— EXERCISE DIRECTIONS —
Your task is to output the listing word for word, with pictures excluded.

— RECORDS SHOWN —
%%
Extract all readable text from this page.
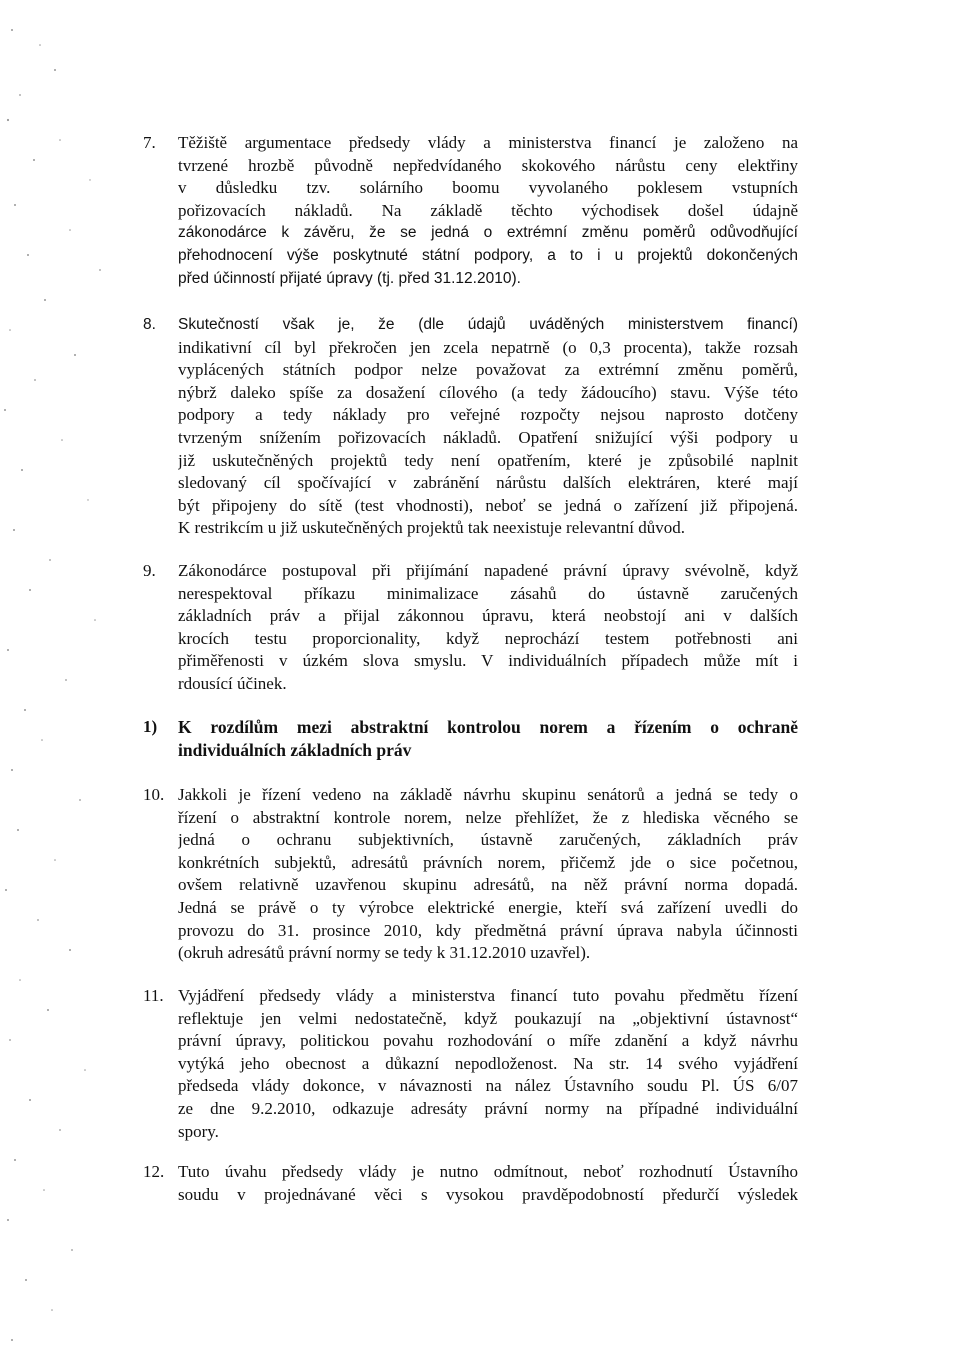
7. Těžiště argumentace předsedy vlády a ministerstva financí je založeno na
tvrzené hrozbě původně nepředvídaného skokového nárůstu ceny elektřiny
v důsledku tzv. solárního boomu vyvolaného poklesem vstupních
pořizovacích nákladů. Na základě těchto východisek došel údajně
zákonodárce k závěru, že se jedná o extrémní změnu poměrů odůvodňující
přehodnocení výše poskytnuté státní podpory, a to i u projektů dokončených
před účinností přijaté úpravy (tj. před 31.12.2010).
8. Skutečností však je, že (dle údajů uváděných ministerstvem financí)
indikativní cíl byl překročen jen zcela nepatrně (o 0,3 procenta), takže rozsah
vyplácených státních podpor nelze považovat za extrémní změnu poměrů,
nýbrž daleko spíše za dosažení cílového (a tedy žádoucího) stavu. Výše této
podpory a tedy náklady pro veřejné rozpočty nejsou naprosto dotčeny
tvrzeným snížením pořizovacích nákladů. Opatření snižující výši podpory u
již uskutečněných projektů tedy není opatřením, které je způsobilé naplnit
sledovaný cíl spočívající v zabránění nárůstu dalších elektráren, které mají
být připojeny do sítě (test vhodnosti), neboť se jedná o zařízení již připojená.
K restrikcím u již uskutečněných projektů tak neexistuje relevantní důvod.
9. Zákonodárce postupoval při přijímání napadené právní úpravy svévolně, když
nerespektoval příkazu minimalizace zásahů do ústavně zaručených
základních práv a přijal zákonnou úpravu, která neobstojí ani v dalších
krocích testu proporcionality, když neprochází testem potřebnosti ani
přiměřenosti v úzkém slova smyslu. V individuálních případech může mít i
rdousící účinek.
1) K rozdílům mezi abstraktní kontrolou norem a řízením o ochraně
individuálních základních práv
10. Jakkoli je řízení vedeno na základě návrhu skupinu senátorů a jedná se tedy o
řízení o abstraktní kontrole norem, nelze přehlížet, že z hlediska věcného se
jedná o ochranu subjektivních, ústavně zaručených, základních práv
konkrétních subjektů, adresátů právních norem, přičemž jde o sice početnou,
ovšem relativně uzavřenou skupinu adresátů, na něž právní norma dopadá.
Jedná se právě o ty výrobce elektrické energie, kteří svá zařízení uvedli do
provozu do 31. prosince 2010, kdy předmětná právní úprava nabyla účinnosti
(okruh adresátů právní normy se tedy k 31.12.2010 uzavřel).
11. Vyjádření předsedy vlády a ministerstva financí tuto povahu předmětu řízení
reflektuje jen velmi nedostatečně, když poukazují na „objektivní ústavnost“
právní úpravy, politickou povahu rozhodování o míře zdanění a když návrhu
vytýká jeho obecnost a důkazní nepodloženost. Na str. 14 svého vyjádření
předseda vlády dokonce, v návaznosti na nález Ústavního soudu Pl. ÚS 6/07
ze dne 9.2.2010, odkazuje adresáty právní normy na případné individuální
spory.
12. Tuto úvahu předsedy vlády je nutno odmítnout, neboť rozhodnutí Ústavního
soudu v projednávané věci s vysokou pravděpodobností předurčí výsledek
%%
— EXERCISE ANSWER —
Extract all readable text from this page.
7. Těžiště argumentace předsedy vlády a ministerstva financí je založeno na
tvrzené hrozbě původně nepředvídaného skokového nárůstu ceny elektřiny
v důsledku tzv. solárního boomu vyvolaného poklesem vstupních
pořizovacích nákladů. Na základě těchto východisek došel údajně
zákonodárce k závěru, že se jedná o extrémní změnu poměrů odůvodňující
přehodnocení výše poskytnuté státní podpory, a to i u projektů dokončených
před účinností přijaté úpravy (tj. před 31.12.2010).
8. Skutečností však je, že (dle údajů uváděných ministerstvem financí)
indikativní cíl byl překročen jen zcela nepatrně (o 0,3 procenta), takže rozsah
vyplácených státních podpor nelze považovat za extrémní změnu poměrů,
nýbrž daleko spíše za dosažení cílového (a tedy žádoucího) stavu. Výše této
podpory a tedy náklady pro veřejné rozpočty nejsou naprosto dotčeny
tvrzeným snížením pořizovacích nákladů. Opatření snižující výši podpory u
již uskutečněných projektů tedy není opatřením, které je způsobilé naplnit
sledovaný cíl spočívající v zabránění nárůstu dalších elektráren, které mají
být připojeny do sítě (test vhodnosti), neboť se jedná o zařízení již připojená.
K restrikcím u již uskutečněných projektů tak neexistuje relevantní důvod.
9. Zákonodárce postupoval při přijímání napadené právní úpravy svévolně, když
nerespektoval příkazu minimalizace zásahů do ústavně zaručených
základních práv a přijal zákonnou úpravu, která neobstojí ani v dalších
krocích testu proporcionality, když neprochází testem potřebnosti ani
přiměřenosti v úzkém slova smyslu. V individuálních případech může mít i
rdousící účinek.
1) K rozdílům mezi abstraktní kontrolou norem a řízením o ochraně
individuálních základních práv
10. Jakkoli je řízení vedeno na základě návrhu skupinu senátorů a jedná se tedy o
řízení o abstraktní kontrole norem, nelze přehlížet, že z hlediska věcného se
jedná o ochranu subjektivních, ústavně zaručených, základních práv
konkrétních subjektů, adresátů právních norem, přičemž jde o sice početnou,
ovšem relativně uzavřenou skupinu adresátů, na něž právní norma dopadá.
Jedná se právě o ty výrobce elektrické energie, kteří svá zařízení uvedli do
provozu do 31. prosince 2010, kdy předmětná právní úprava nabyla účinnosti
(okruh adresátů právní normy se tedy k 31.12.2010 uzavřel).
11. Vyjádření předsedy vlády a ministerstva financí tuto povahu předmětu řízení
reflektuje jen velmi nedostatečně, když poukazují na „objektivní ústavnost“
právní úpravy, politickou povahu rozhodování o míře zdanění a když návrhu
vytýká jeho obecnost a důkazní nepodloženost. Na str. 14 svého vyjádření
předseda vlády dokonce, v návaznosti na nález Ústavního soudu Pl. ÚS 6/07
ze dne 9.2.2010, odkazuje adresáty právní normy na případné individuální
spory.
12. Tuto úvahu předsedy vlády je nutno odmítnout, neboť rozhodnutí Ústavního
soudu v projednávané věci s vysokou pravděpodobností předurčí výsledek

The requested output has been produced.